◆ Description of the task
Extract the full set of records that follows, word for word.

Excerpt from a dataset:
%%

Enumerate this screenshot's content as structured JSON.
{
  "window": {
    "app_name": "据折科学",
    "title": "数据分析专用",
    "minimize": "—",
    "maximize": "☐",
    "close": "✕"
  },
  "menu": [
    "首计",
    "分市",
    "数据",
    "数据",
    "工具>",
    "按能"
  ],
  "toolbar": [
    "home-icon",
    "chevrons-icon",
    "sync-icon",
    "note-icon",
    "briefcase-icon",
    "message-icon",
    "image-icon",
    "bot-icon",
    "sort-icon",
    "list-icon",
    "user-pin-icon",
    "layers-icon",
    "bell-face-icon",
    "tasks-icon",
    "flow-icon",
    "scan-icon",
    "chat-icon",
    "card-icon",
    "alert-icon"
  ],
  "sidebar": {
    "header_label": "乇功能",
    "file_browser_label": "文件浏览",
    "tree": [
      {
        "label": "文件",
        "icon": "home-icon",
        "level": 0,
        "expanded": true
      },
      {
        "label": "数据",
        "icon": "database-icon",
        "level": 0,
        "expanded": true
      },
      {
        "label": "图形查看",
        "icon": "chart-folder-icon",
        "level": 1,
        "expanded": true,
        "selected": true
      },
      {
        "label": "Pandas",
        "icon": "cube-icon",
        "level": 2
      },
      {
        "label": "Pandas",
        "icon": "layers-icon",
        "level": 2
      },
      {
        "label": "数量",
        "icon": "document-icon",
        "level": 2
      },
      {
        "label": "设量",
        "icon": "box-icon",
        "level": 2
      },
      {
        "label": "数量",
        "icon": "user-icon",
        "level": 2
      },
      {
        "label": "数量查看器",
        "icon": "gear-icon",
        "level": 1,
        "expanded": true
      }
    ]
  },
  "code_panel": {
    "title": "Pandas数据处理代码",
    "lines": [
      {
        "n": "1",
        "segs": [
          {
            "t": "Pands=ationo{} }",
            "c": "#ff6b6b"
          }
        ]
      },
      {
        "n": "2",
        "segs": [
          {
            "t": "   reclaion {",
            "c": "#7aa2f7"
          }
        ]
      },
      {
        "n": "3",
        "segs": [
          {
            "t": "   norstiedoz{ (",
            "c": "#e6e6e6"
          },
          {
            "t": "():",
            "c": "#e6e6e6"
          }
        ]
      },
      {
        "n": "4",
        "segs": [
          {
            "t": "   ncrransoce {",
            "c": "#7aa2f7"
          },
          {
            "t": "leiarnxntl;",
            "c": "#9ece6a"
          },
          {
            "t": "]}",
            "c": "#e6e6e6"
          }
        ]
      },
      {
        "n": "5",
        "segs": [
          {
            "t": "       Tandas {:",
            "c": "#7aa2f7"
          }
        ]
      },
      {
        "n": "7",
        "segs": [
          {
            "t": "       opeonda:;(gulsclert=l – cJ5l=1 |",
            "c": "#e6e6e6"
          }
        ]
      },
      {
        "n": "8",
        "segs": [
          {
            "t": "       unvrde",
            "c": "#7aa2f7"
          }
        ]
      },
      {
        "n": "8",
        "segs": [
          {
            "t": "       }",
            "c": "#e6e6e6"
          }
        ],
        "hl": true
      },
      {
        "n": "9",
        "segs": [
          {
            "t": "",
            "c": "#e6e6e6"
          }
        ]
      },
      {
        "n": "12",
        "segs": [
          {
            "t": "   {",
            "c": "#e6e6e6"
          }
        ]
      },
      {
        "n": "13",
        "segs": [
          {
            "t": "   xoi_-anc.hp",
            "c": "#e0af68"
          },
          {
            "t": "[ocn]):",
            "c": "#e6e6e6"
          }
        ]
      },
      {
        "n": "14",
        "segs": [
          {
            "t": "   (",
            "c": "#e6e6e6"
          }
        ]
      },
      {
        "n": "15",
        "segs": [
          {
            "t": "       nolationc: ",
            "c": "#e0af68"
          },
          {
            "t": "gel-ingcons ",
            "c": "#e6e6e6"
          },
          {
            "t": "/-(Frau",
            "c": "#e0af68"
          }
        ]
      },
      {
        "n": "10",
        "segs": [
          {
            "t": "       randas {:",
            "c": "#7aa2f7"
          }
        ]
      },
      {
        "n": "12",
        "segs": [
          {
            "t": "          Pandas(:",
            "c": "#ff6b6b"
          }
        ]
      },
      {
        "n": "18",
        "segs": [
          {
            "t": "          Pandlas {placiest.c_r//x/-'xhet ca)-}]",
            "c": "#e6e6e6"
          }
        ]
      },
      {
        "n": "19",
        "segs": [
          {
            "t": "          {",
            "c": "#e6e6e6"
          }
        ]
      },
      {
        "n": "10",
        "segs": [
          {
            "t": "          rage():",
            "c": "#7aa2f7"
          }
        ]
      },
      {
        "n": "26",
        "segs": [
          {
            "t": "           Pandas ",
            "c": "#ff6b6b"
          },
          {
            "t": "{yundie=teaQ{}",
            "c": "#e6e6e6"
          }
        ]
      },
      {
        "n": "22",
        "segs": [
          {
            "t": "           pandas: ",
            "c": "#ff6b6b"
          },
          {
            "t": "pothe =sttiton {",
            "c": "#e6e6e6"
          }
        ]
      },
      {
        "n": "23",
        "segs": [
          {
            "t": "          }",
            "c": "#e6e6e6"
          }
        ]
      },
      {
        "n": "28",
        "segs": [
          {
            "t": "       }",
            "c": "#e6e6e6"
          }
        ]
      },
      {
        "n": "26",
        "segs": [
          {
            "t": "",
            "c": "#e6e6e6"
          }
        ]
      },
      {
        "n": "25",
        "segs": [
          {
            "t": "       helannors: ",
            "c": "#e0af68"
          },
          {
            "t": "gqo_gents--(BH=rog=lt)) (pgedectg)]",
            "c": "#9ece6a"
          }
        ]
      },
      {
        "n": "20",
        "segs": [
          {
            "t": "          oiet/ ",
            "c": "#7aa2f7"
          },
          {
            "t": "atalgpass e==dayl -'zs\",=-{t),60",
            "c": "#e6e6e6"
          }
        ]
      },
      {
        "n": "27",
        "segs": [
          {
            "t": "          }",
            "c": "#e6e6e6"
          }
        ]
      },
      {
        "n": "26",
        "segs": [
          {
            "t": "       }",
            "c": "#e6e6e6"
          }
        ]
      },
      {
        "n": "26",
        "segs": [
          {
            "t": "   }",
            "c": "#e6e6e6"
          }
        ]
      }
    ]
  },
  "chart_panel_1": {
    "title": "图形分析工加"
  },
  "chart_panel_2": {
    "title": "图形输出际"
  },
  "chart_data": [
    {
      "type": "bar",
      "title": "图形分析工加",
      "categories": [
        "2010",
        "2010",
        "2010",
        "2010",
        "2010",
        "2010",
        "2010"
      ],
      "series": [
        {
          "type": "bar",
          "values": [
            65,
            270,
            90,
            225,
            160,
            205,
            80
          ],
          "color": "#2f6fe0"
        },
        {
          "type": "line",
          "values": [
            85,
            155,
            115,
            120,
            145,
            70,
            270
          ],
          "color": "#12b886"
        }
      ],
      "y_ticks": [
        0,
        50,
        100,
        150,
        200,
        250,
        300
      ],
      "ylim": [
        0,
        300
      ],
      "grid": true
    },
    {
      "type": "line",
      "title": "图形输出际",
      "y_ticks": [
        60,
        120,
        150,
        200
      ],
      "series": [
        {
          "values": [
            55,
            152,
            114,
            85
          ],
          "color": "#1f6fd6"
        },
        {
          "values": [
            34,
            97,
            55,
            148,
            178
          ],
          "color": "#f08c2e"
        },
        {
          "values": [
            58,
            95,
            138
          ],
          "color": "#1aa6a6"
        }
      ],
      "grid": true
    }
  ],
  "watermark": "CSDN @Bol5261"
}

%%

◆ Result
Enumerate this screenshot's content as structured JSON.
{
  "window": {
    "app_name": "据折科学",
    "title": "数据分析专用",
    "minimize": "—",
    "maximize": "☐",
    "close": "✕"
  },
  "menu": [
    "首计",
    "分市",
    "数据",
    "数据",
    "工具>",
    "按能"
  ],
  "toolbar": [
    "home-icon",
    "chevrons-icon",
    "sync-icon",
    "note-icon",
    "briefcase-icon",
    "message-icon",
    "image-icon",
    "bot-icon",
    "sort-icon",
    "list-icon",
    "user-pin-icon",
    "layers-icon",
    "bell-face-icon",
    "tasks-icon",
    "flow-icon",
    "scan-icon",
    "chat-icon",
    "card-icon",
    "alert-icon"
  ],
  "sidebar": {
    "header_label": "乇功能",
    "file_browser_label": "文件浏览",
    "tree": [
      {
        "label": "文件",
        "icon": "home-icon",
        "level": 0,
        "expanded": true
      },
      {
        "label": "数据",
        "icon": "database-icon",
        "level": 0,
        "expanded": true
      },
      {
        "label": "图形查看",
        "icon": "chart-folder-icon",
        "level": 1,
        "expanded": true,
        "selected": true
      },
      {
        "label": "Pandas",
        "icon": "cube-icon",
        "level": 2
      },
      {
        "label": "Pandas",
        "icon": "layers-icon",
        "level": 2
      },
      {
        "label": "数量",
        "icon": "document-icon",
        "level": 2
      },
      {
        "label": "设量",
        "icon": "box-icon",
        "level": 2
      },
      {
        "label": "数量",
        "icon": "user-icon",
        "level": 2
      },
      {
        "label": "数量查看器",
        "icon": "gear-icon",
        "level": 1,
        "expanded": true
      }
    ]
  },
  "code_panel": {
    "title": "Pandas数据处理代码",
    "lines": [
      {
        "n": "1",
        "segs": [
          {
            "t": "Pands=ationo{} }",
            "c": "#ff6b6b"
          }
        ]
      },
      {
        "n": "2",
        "segs": [
          {
            "t": "   reclaion {",
            "c": "#7aa2f7"
          }
        ]
      },
      {
        "n": "3",
        "segs": [
          {
            "t": "   norstiedoz{ (",
            "c": "#e6e6e6"
          },
          {
            "t": "():",
            "c": "#e6e6e6"
          }
        ]
      },
      {
        "n": "4",
        "segs": [
          {
            "t": "   ncrransoce {",
            "c": "#7aa2f7"
          },
          {
            "t": "leiarnxntl;",
            "c": "#9ece6a"
          },
          {
            "t": "]}",
            "c": "#e6e6e6"
          }
        ]
      },
      {
        "n": "5",
        "segs": [
          {
            "t": "       Tandas {:",
            "c": "#7aa2f7"
          }
        ]
      },
      {
        "n": "7",
        "segs": [
          {
            "t": "       opeonda:;(gulsclert=l – cJ5l=1 |",
            "c": "#e6e6e6"
          }
        ]
      },
      {
        "n": "8",
        "segs": [
          {
            "t": "       unvrde",
            "c": "#7aa2f7"
          }
        ]
      },
      {
        "n": "8",
        "segs": [
          {
            "t": "       }",
            "c": "#e6e6e6"
          }
        ],
        "hl": true
      },
      {
        "n": "9",
        "segs": [
          {
            "t": "",
            "c": "#e6e6e6"
          }
        ]
      },
      {
        "n": "12",
        "segs": [
          {
            "t": "   {",
            "c": "#e6e6e6"
          }
        ]
      },
      {
        "n": "13",
        "segs": [
          {
            "t": "   xoi_-anc.hp",
            "c": "#e0af68"
          },
          {
            "t": "[ocn]):",
            "c": "#e6e6e6"
          }
        ]
      },
      {
        "n": "14",
        "segs": [
          {
            "t": "   (",
            "c": "#e6e6e6"
          }
        ]
      },
      {
        "n": "15",
        "segs": [
          {
            "t": "       nolationc: ",
            "c": "#e0af68"
          },
          {
            "t": "gel-ingcons ",
            "c": "#e6e6e6"
          },
          {
            "t": "/-(Frau",
            "c": "#e0af68"
          }
        ]
      },
      {
        "n": "10",
        "segs": [
          {
            "t": "       randas {:",
            "c": "#7aa2f7"
          }
        ]
      },
      {
        "n": "12",
        "segs": [
          {
            "t": "          Pandas(:",
            "c": "#ff6b6b"
          }
        ]
      },
      {
        "n": "18",
        "segs": [
          {
            "t": "          Pandlas {placiest.c_r//x/-'xhet ca)-}]",
            "c": "#e6e6e6"
          }
        ]
      },
      {
        "n": "19",
        "segs": [
          {
            "t": "          {",
            "c": "#e6e6e6"
          }
        ]
      },
      {
        "n": "10",
        "segs": [
          {
            "t": "          rage():",
            "c": "#7aa2f7"
          }
        ]
      },
      {
        "n": "26",
        "segs": [
          {
            "t": "           Pandas ",
            "c": "#ff6b6b"
          },
          {
            "t": "{yundie=teaQ{}",
            "c": "#e6e6e6"
          }
        ]
      },
      {
        "n": "22",
        "segs": [
          {
            "t": "           pandas: ",
            "c": "#ff6b6b"
          },
          {
            "t": "pothe =sttiton {",
            "c": "#e6e6e6"
          }
        ]
      },
      {
        "n": "23",
        "segs": [
          {
            "t": "          }",
            "c": "#e6e6e6"
          }
        ]
      },
      {
        "n": "28",
        "segs": [
          {
            "t": "       }",
            "c": "#e6e6e6"
          }
        ]
      },
      {
        "n": "26",
        "segs": [
          {
            "t": "",
            "c": "#e6e6e6"
          }
        ]
      },
      {
        "n": "25",
        "segs": [
          {
            "t": "       helannors: ",
            "c": "#e0af68"
          },
          {
            "t": "gqo_gents--(BH=rog=lt)) (pgedectg)]",
            "c": "#9ece6a"
          }
        ]
      },
      {
        "n": "20",
        "segs": [
          {
            "t": "          oiet/ ",
            "c": "#7aa2f7"
          },
          {
            "t": "atalgpass e==dayl -'zs\",=-{t),60",
            "c": "#e6e6e6"
          }
        ]
      },
      {
        "n": "27",
        "segs": [
          {
            "t": "          }",
            "c": "#e6e6e6"
          }
        ]
      },
      {
        "n": "26",
        "segs": [
          {
            "t": "       }",
            "c": "#e6e6e6"
          }
        ]
      },
      {
        "n": "26",
        "segs": [
          {
            "t": "   }",
            "c": "#e6e6e6"
          }
        ]
      }
    ]
  },
  "chart_panel_1": {
    "title": "图形分析工加"
  },
  "chart_panel_2": {
    "title": "图形输出际"
  },
  "chart_data": [
    {
      "type": "bar",
      "title": "图形分析工加",
      "categories": [
        "2010",
        "2010",
        "2010",
        "2010",
        "2010",
        "2010",
        "2010"
      ],
      "series": [
        {
          "type": "bar",
          "values": [
            65,
            270,
            90,
            225,
            160,
            205,
            80
          ],
          "color": "#2f6fe0"
        },
        {
          "type": "line",
          "values": [
            85,
            155,
            115,
            120,
            145,
            70,
            270
          ],
          "color": "#12b886"
        }
      ],
      "y_ticks": [
        0,
        50,
        100,
        150,
        200,
        250,
        300
      ],
      "ylim": [
        0,
        300
      ],
      "grid": true
    },
    {
      "type": "line",
      "title": "图形输出际",
      "y_ticks": [
        60,
        120,
        150,
        200
      ],
      "series": [
        {
          "values": [
            55,
            152,
            114,
            85
          ],
          "color": "#1f6fd6"
        },
        {
          "values": [
            34,
            97,
            55,
            148,
            178
          ],
          "color": "#f08c2e"
        },
        {
          "values": [
            58,
            95,
            138
          ],
          "color": "#1aa6a6"
        }
      ],
      "grid": true
    }
  ],
  "watermark": "CSDN @Bol5261"
}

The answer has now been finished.